Figure collection entries:
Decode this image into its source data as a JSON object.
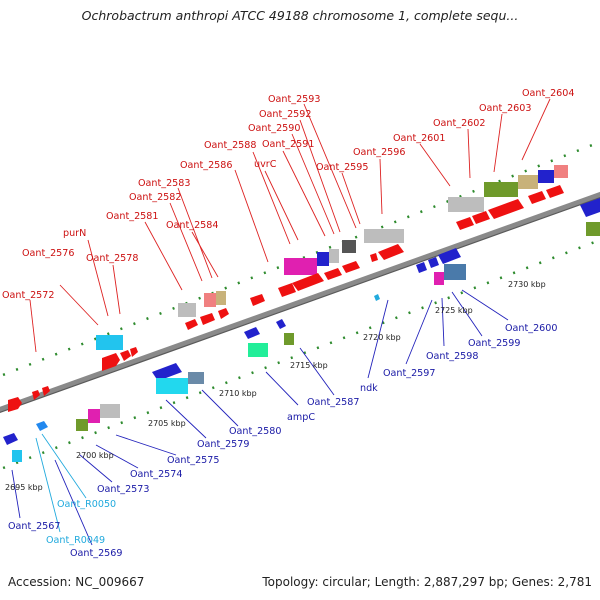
{
  "title": "Ochrobactrum anthropi ATCC 49188 chromosome 1, complete sequ...",
  "footer": {
    "accession": "Accession: NC_009667",
    "topology": "Topology: circular; Length: 2,887,297 bp; Genes: 2,781"
  },
  "colors": {
    "forward_label": "#cc1111",
    "reverse_label": "#1a1aa6",
    "rna_label": "#22aadd",
    "backbone": "#8a8a8a"
  },
  "kbp_ticks": [
    {
      "text": "2695 kbp"
    },
    {
      "text": "2700 kbp"
    },
    {
      "text": "2705 kbp"
    },
    {
      "text": "2710 kbp"
    },
    {
      "text": "2715 kbp"
    },
    {
      "text": "2720 kbp"
    },
    {
      "text": "2725 kbp"
    },
    {
      "text": "2730 kbp"
    }
  ],
  "forward_labels": [
    {
      "text": "Oant_2572"
    },
    {
      "text": "Oant_2576"
    },
    {
      "text": "purN"
    },
    {
      "text": "Oant_2578"
    },
    {
      "text": "Oant_2581"
    },
    {
      "text": "Oant_2582"
    },
    {
      "text": "Oant_2583"
    },
    {
      "text": "Oant_2584"
    },
    {
      "text": "Oant_2586"
    },
    {
      "text": "Oant_2588"
    },
    {
      "text": "uvrC"
    },
    {
      "text": "Oant_2591"
    },
    {
      "text": "Oant_2590"
    },
    {
      "text": "Oant_2592"
    },
    {
      "text": "Oant_2593"
    },
    {
      "text": "Oant_2595"
    },
    {
      "text": "Oant_2596"
    },
    {
      "text": "Oant_2601"
    },
    {
      "text": "Oant_2602"
    },
    {
      "text": "Oant_2603"
    },
    {
      "text": "Oant_2604"
    }
  ],
  "reverse_labels": [
    {
      "text": "Oant_2567"
    },
    {
      "text": "Oant_2569"
    },
    {
      "text": "Oant_2573"
    },
    {
      "text": "Oant_2574"
    },
    {
      "text": "Oant_2575"
    },
    {
      "text": "Oant_2579"
    },
    {
      "text": "Oant_2580"
    },
    {
      "text": "ampC"
    },
    {
      "text": "Oant_2587"
    },
    {
      "text": "ndk"
    },
    {
      "text": "Oant_2597"
    },
    {
      "text": "Oant_2598"
    },
    {
      "text": "Oant_2599"
    },
    {
      "text": "Oant_2600"
    }
  ],
  "rna_labels": [
    {
      "text": "Oant_R0050"
    },
    {
      "text": "Oant_R0049"
    }
  ]
}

# What the exercise asks:
A faithful copy of all the data above, without its pictures, is the expected result.

# Completed task:
Decode this image into its source data as a JSON object.
{
  "title": "Ochrobactrum anthropi ATCC 49188 chromosome 1, complete sequ...",
  "footer": {
    "accession": "Accession: NC_009667",
    "topology": "Topology: circular; Length: 2,887,297 bp; Genes: 2,781"
  },
  "colors": {
    "forward_label": "#cc1111",
    "reverse_label": "#1a1aa6",
    "rna_label": "#22aadd",
    "backbone": "#8a8a8a"
  },
  "kbp_ticks": [
    {
      "text": "2695 kbp"
    },
    {
      "text": "2700 kbp"
    },
    {
      "text": "2705 kbp"
    },
    {
      "text": "2710 kbp"
    },
    {
      "text": "2715 kbp"
    },
    {
      "text": "2720 kbp"
    },
    {
      "text": "2725 kbp"
    },
    {
      "text": "2730 kbp"
    }
  ],
  "forward_labels": [
    {
      "text": "Oant_2572"
    },
    {
      "text": "Oant_2576"
    },
    {
      "text": "purN"
    },
    {
      "text": "Oant_2578"
    },
    {
      "text": "Oant_2581"
    },
    {
      "text": "Oant_2582"
    },
    {
      "text": "Oant_2583"
    },
    {
      "text": "Oant_2584"
    },
    {
      "text": "Oant_2586"
    },
    {
      "text": "Oant_2588"
    },
    {
      "text": "uvrC"
    },
    {
      "text": "Oant_2591"
    },
    {
      "text": "Oant_2590"
    },
    {
      "text": "Oant_2592"
    },
    {
      "text": "Oant_2593"
    },
    {
      "text": "Oant_2595"
    },
    {
      "text": "Oant_2596"
    },
    {
      "text": "Oant_2601"
    },
    {
      "text": "Oant_2602"
    },
    {
      "text": "Oant_2603"
    },
    {
      "text": "Oant_2604"
    }
  ],
  "reverse_labels": [
    {
      "text": "Oant_2567"
    },
    {
      "text": "Oant_2569"
    },
    {
      "text": "Oant_2573"
    },
    {
      "text": "Oant_2574"
    },
    {
      "text": "Oant_2575"
    },
    {
      "text": "Oant_2579"
    },
    {
      "text": "Oant_2580"
    },
    {
      "text": "ampC"
    },
    {
      "text": "Oant_2587"
    },
    {
      "text": "ndk"
    },
    {
      "text": "Oant_2597"
    },
    {
      "text": "Oant_2598"
    },
    {
      "text": "Oant_2599"
    },
    {
      "text": "Oant_2600"
    }
  ],
  "rna_labels": [
    {
      "text": "Oant_R0050"
    },
    {
      "text": "Oant_R0049"
    }
  ]
}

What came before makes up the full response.